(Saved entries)
◇ ◇ ◇ ◇ ◇
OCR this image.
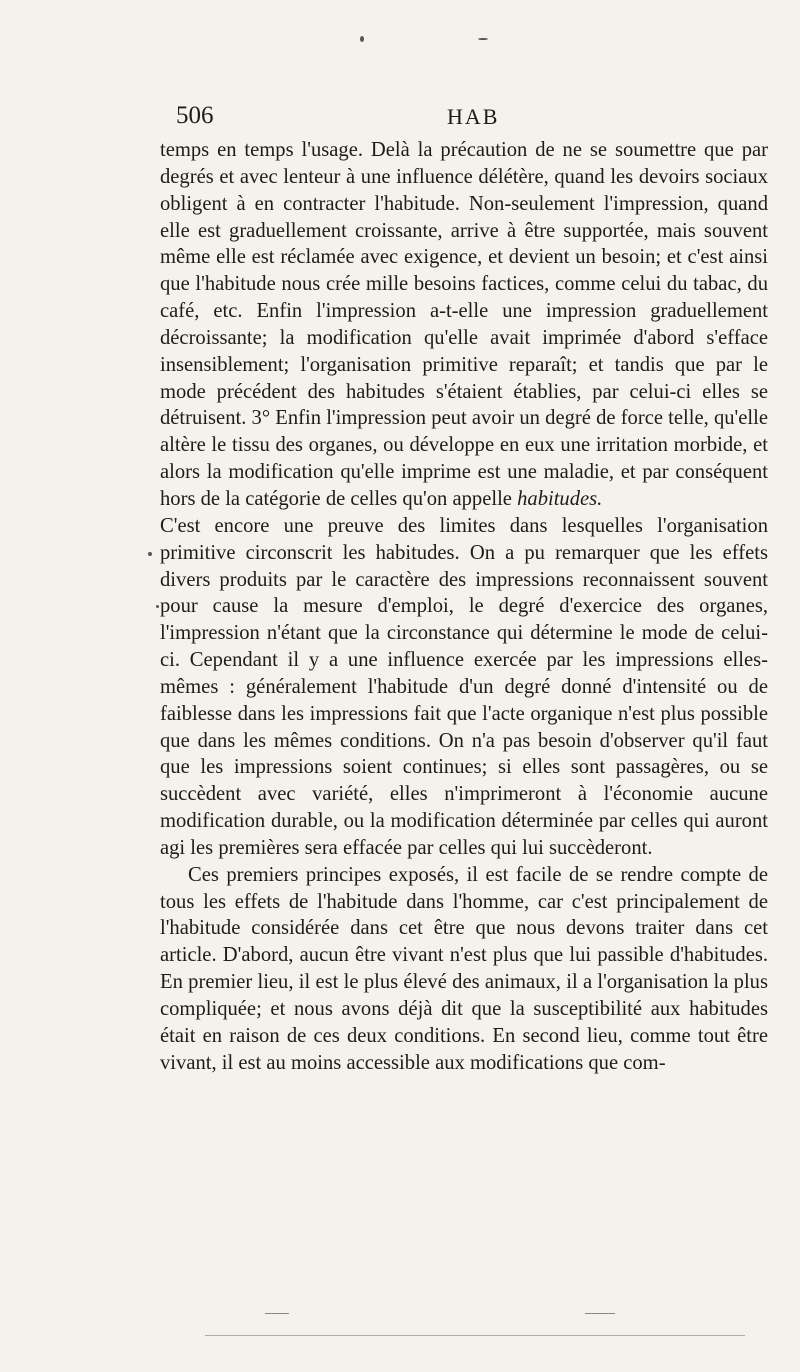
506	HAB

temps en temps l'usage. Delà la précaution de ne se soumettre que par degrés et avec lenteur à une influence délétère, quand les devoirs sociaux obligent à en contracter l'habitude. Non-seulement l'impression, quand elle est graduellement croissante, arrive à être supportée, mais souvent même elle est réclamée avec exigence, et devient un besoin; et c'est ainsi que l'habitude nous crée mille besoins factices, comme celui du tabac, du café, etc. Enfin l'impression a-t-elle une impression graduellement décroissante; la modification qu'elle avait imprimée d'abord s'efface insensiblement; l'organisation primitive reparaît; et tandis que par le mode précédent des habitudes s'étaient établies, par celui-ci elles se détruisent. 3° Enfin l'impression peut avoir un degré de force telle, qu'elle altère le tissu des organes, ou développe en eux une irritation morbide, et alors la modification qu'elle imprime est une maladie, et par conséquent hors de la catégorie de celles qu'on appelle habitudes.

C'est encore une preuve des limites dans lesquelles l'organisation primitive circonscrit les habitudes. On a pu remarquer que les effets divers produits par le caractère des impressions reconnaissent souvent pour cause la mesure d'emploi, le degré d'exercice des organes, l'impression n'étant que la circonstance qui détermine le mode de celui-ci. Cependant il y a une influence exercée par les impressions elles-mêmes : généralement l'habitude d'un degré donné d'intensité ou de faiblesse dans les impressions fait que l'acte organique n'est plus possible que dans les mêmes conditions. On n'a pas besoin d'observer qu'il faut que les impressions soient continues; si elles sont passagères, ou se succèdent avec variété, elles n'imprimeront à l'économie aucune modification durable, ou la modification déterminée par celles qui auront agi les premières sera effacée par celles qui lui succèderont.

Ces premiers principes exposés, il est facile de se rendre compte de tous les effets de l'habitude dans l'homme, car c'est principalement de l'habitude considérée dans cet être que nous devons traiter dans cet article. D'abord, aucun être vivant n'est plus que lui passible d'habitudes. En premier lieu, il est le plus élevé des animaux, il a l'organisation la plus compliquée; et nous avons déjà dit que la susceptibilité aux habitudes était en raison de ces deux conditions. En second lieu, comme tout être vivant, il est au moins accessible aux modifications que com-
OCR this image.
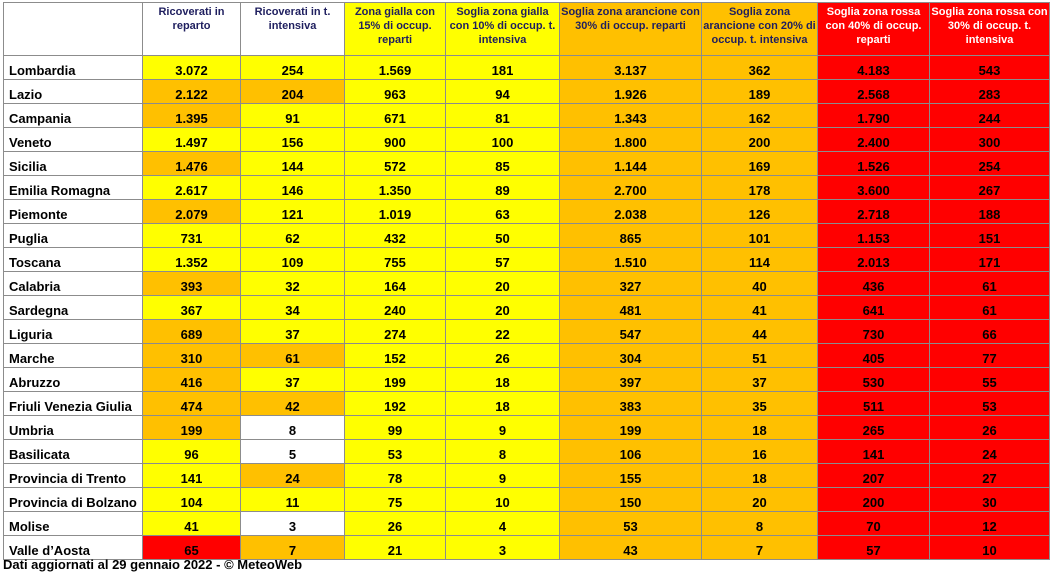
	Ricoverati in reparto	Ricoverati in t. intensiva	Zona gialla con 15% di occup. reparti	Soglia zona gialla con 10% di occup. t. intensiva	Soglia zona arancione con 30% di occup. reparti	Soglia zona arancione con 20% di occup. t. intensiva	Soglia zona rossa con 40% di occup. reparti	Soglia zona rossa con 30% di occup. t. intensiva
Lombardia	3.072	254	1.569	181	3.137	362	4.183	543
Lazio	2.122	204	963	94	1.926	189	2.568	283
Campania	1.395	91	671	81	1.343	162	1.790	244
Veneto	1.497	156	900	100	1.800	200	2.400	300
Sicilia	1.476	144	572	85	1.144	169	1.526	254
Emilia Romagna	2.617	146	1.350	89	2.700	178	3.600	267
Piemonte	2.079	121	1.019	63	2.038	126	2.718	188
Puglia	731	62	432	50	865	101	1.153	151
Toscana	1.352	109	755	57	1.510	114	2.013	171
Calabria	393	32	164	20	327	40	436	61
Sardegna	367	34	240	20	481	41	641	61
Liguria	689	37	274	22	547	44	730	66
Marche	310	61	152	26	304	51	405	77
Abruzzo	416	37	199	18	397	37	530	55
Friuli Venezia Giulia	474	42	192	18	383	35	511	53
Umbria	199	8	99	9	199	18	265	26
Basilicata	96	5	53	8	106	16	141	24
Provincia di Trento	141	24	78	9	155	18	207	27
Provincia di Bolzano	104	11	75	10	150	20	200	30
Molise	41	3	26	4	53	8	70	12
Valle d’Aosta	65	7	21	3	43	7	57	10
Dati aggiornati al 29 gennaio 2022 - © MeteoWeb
◇ ◇ ◇ ◇ ◇
Strip out the pictures and quote the remaining data word for word.

OCR this image.
506	HAB

temps en temps l'usage. Delà la précaution de ne se soumettre que par degrés et avec lenteur à une influence délétère, quand les devoirs sociaux obligent à en contracter l'habitude. Non-seulement l'impression, quand elle est graduellement croissante, arrive à être supportée, mais souvent même elle est réclamée avec exigence, et devient un besoin; et c'est ainsi que l'habitude nous crée mille besoins factices, comme celui du tabac, du café, etc. Enfin l'impression a-t-elle une impression graduellement décroissante; la modification qu'elle avait imprimée d'abord s'efface insensiblement; l'organisation primitive reparaît; et tandis que par le mode précédent des habitudes s'étaient établies, par celui-ci elles se détruisent. 3° Enfin l'impression peut avoir un degré de force telle, qu'elle altère le tissu des organes, ou développe en eux une irritation morbide, et alors la modification qu'elle imprime est une maladie, et par conséquent hors de la catégorie de celles qu'on appelle habitudes.

C'est encore une preuve des limites dans lesquelles l'organisation primitive circonscrit les habitudes. On a pu remarquer que les effets divers produits par le caractère des impressions reconnaissent souvent pour cause la mesure d'emploi, le degré d'exercice des organes, l'impression n'étant que la circonstance qui détermine le mode de celui-ci. Cependant il y a une influence exercée par les impressions elles-mêmes : généralement l'habitude d'un degré donné d'intensité ou de faiblesse dans les impressions fait que l'acte organique n'est plus possible que dans les mêmes conditions. On n'a pas besoin d'observer qu'il faut que les impressions soient continues; si elles sont passagères, ou se succèdent avec variété, elles n'imprimeront à l'économie aucune modification durable, ou la modification déterminée par celles qui auront agi les premières sera effacée par celles qui lui succèderont.

Ces premiers principes exposés, il est facile de se rendre compte de tous les effets de l'habitude dans l'homme, car c'est principalement de l'habitude considérée dans cet être que nous devons traiter dans cet article. D'abord, aucun être vivant n'est plus que lui passible d'habitudes. En premier lieu, il est le plus élevé des animaux, il a l'organisation la plus compliquée; et nous avons déjà dit que la susceptibilité aux habitudes était en raison de ces deux conditions. En second lieu, comme tout être vivant, il est au moins accessible aux modifications que com-
OCR this image.
	Ricoverati in reparto	Ricoverati in t. intensiva	Zona gialla con 15% di occup. reparti	Soglia zona gialla con 10% di occup. t. intensiva	Soglia zona arancione con 30% di occup. reparti	Soglia zona arancione con 20% di occup. t. intensiva	Soglia zona rossa con 40% di occup. reparti	Soglia zona rossa con 30% di occup. t. intensiva
Lombardia	3.072	254	1.569	181	3.137	362	4.183	543
Lazio	2.122	204	963	94	1.926	189	2.568	283
Campania	1.395	91	671	81	1.343	162	1.790	244
Veneto	1.497	156	900	100	1.800	200	2.400	300
Sicilia	1.476	144	572	85	1.144	169	1.526	254
Emilia Romagna	2.617	146	1.350	89	2.700	178	3.600	267
Piemonte	2.079	121	1.019	63	2.038	126	2.718	188
Puglia	731	62	432	50	865	101	1.153	151
Toscana	1.352	109	755	57	1.510	114	2.013	171
Calabria	393	32	164	20	327	40	436	61
Sardegna	367	34	240	20	481	41	641	61
Liguria	689	37	274	22	547	44	730	66
Marche	310	61	152	26	304	51	405	77
Abruzzo	416	37	199	18	397	37	530	55
Friuli Venezia Giulia	474	42	192	18	383	35	511	53
Umbria	199	8	99	9	199	18	265	26
Basilicata	96	5	53	8	106	16	141	24
Provincia di Trento	141	24	78	9	155	18	207	27
Provincia di Bolzano	104	11	75	10	150	20	200	30
Molise	41	3	26	4	53	8	70	12
Valle d’Aosta	65	7	21	3	43	7	57	10
Dati aggiornati al 29 gennaio 2022 - © MeteoWeb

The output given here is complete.